==== Exercise inputs ====

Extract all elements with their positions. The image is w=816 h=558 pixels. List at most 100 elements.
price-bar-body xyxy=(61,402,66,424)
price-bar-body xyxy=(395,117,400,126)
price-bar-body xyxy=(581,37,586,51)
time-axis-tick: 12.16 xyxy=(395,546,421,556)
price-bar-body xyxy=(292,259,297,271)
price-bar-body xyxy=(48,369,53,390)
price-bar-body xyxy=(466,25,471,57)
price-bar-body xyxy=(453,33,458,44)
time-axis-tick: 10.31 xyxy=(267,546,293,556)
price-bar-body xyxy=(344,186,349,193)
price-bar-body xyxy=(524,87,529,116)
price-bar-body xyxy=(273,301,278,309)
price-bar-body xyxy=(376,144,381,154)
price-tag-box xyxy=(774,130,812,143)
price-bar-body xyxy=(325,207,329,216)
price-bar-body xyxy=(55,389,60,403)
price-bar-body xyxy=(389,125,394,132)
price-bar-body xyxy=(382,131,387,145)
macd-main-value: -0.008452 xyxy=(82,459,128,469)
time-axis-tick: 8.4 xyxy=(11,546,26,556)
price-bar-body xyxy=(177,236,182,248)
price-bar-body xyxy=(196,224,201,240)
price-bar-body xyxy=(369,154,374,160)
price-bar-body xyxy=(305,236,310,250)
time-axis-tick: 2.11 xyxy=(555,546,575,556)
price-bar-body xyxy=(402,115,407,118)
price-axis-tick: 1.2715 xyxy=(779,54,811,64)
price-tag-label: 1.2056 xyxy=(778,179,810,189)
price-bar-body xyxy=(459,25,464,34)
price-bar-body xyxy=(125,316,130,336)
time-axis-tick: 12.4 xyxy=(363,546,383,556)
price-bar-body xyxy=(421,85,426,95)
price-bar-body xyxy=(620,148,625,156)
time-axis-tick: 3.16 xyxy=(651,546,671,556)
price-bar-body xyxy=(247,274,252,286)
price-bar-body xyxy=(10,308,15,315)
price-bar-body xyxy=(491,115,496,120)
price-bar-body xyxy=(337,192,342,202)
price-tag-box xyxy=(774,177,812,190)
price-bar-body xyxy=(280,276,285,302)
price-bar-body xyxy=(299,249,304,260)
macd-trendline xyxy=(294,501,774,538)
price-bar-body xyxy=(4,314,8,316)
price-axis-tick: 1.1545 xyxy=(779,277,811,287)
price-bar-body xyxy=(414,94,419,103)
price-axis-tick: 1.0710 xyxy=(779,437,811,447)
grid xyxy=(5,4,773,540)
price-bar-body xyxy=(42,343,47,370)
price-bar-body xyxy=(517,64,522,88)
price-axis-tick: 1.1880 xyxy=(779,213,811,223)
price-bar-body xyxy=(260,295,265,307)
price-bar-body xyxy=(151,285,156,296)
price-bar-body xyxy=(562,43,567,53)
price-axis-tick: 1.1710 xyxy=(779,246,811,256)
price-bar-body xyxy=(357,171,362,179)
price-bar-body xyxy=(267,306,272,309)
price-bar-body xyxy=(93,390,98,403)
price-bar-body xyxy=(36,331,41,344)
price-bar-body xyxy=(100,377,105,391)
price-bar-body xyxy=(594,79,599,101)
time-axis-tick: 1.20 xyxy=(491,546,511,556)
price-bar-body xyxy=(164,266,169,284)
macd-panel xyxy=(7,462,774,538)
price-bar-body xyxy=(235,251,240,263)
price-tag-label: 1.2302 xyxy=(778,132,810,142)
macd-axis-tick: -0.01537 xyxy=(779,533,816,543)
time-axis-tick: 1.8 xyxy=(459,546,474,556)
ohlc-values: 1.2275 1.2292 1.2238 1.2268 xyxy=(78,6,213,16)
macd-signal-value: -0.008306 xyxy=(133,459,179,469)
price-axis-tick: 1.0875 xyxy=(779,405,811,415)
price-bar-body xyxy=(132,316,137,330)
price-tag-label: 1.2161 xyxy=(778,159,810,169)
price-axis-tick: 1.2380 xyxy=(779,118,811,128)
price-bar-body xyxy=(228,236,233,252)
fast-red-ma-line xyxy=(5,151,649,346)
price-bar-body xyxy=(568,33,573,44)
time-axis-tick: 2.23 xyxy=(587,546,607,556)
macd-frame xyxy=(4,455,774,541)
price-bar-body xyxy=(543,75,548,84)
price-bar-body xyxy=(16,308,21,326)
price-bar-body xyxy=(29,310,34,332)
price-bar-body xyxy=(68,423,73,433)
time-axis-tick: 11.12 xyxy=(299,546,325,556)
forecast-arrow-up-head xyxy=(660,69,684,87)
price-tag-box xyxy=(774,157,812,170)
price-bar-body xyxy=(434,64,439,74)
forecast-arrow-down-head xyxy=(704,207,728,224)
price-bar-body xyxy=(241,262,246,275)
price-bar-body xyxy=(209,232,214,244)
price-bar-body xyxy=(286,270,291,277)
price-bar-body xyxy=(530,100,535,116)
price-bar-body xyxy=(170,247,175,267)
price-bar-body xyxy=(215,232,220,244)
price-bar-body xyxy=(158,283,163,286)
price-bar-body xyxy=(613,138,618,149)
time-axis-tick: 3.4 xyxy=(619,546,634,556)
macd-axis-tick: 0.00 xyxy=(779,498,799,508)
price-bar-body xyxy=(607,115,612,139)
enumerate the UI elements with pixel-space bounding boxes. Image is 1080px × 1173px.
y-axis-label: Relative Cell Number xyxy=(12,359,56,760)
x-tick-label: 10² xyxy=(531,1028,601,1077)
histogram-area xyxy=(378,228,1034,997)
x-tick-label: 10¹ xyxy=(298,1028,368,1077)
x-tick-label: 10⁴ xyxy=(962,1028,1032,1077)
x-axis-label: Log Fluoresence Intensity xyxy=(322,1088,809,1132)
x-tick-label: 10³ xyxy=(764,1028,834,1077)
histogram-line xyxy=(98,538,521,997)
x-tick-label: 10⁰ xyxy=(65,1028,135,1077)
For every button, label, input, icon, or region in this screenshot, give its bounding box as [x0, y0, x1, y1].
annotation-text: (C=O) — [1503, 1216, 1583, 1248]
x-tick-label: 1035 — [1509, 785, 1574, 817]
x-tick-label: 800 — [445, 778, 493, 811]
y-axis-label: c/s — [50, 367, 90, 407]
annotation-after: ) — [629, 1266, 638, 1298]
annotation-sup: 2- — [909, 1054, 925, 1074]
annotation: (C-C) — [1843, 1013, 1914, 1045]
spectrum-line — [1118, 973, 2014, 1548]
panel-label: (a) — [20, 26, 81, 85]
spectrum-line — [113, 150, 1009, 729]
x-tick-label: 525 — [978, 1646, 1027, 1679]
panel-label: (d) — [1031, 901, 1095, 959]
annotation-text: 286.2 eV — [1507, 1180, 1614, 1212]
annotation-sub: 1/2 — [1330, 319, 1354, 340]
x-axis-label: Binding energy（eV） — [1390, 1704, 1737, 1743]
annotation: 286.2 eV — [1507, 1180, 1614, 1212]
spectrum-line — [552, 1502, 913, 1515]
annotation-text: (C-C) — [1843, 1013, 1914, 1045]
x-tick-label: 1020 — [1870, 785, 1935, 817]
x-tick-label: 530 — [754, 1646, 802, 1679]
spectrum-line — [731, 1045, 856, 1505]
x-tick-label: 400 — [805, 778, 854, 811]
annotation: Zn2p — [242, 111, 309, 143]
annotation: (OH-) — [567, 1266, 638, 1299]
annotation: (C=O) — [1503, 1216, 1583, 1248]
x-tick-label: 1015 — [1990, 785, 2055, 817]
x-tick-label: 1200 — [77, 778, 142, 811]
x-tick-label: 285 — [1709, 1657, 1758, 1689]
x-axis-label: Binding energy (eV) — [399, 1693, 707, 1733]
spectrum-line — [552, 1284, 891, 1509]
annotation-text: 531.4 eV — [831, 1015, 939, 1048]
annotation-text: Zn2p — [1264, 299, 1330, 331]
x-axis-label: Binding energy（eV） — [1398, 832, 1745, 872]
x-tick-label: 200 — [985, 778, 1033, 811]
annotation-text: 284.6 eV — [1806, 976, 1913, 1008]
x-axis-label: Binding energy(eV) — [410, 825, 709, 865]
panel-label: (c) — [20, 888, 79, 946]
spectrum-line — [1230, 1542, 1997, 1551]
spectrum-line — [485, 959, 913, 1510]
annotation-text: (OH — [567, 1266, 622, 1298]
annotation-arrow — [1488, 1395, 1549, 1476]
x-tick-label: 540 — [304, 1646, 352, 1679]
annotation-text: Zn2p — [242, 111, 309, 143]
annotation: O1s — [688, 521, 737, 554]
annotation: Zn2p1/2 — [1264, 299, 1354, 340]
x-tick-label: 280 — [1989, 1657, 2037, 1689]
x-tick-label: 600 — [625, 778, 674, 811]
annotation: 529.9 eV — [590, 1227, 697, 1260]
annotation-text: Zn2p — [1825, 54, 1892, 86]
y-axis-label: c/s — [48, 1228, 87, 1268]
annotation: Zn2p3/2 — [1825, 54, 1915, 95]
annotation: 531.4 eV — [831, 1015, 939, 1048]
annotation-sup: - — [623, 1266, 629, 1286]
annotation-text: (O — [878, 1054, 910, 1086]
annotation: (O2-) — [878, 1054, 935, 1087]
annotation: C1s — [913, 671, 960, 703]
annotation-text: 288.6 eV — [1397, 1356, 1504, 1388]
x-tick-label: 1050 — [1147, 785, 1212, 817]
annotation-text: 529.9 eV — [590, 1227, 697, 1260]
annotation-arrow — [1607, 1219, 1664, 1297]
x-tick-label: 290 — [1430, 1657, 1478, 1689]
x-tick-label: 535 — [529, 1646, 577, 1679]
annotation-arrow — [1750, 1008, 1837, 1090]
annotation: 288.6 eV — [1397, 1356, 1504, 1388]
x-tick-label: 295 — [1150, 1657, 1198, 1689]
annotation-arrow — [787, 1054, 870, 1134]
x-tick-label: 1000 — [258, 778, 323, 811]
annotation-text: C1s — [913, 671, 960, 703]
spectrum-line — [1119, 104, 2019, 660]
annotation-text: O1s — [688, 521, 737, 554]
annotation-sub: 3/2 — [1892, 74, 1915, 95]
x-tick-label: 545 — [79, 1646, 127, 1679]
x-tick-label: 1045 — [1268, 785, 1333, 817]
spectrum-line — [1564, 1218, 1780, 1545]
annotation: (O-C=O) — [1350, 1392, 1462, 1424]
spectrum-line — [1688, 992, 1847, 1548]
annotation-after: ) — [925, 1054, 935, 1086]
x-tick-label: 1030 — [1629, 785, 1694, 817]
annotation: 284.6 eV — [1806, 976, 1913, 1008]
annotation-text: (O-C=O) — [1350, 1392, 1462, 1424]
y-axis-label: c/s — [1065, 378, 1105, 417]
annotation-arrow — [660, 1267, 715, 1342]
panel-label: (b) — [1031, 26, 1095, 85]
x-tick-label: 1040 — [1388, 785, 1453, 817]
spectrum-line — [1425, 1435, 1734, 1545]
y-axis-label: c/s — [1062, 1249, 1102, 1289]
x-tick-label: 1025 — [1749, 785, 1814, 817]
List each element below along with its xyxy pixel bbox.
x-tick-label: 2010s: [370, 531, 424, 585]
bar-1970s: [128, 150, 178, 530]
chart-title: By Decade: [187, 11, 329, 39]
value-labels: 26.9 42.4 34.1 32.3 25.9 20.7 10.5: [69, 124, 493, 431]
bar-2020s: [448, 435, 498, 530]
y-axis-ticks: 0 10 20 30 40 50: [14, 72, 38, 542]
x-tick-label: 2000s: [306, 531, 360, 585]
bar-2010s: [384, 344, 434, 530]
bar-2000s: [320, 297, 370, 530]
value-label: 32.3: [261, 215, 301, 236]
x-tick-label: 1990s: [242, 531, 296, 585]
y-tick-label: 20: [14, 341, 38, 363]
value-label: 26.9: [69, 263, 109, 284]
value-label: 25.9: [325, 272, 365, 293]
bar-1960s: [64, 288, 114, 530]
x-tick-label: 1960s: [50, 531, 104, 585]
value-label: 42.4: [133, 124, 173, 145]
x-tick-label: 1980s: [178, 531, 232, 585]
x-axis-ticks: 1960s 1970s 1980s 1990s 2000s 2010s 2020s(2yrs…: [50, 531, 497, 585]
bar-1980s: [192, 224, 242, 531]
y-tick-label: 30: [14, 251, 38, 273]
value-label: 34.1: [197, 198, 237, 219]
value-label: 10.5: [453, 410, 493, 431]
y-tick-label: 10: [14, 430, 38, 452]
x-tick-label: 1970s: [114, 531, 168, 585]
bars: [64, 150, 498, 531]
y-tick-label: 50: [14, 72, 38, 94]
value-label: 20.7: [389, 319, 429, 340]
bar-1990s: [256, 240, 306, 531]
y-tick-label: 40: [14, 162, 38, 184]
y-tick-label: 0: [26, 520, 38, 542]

====

> **Your objective**: State how many lines in the items above contain the string "spectrum", giving only the number.

> **Written solution**: 11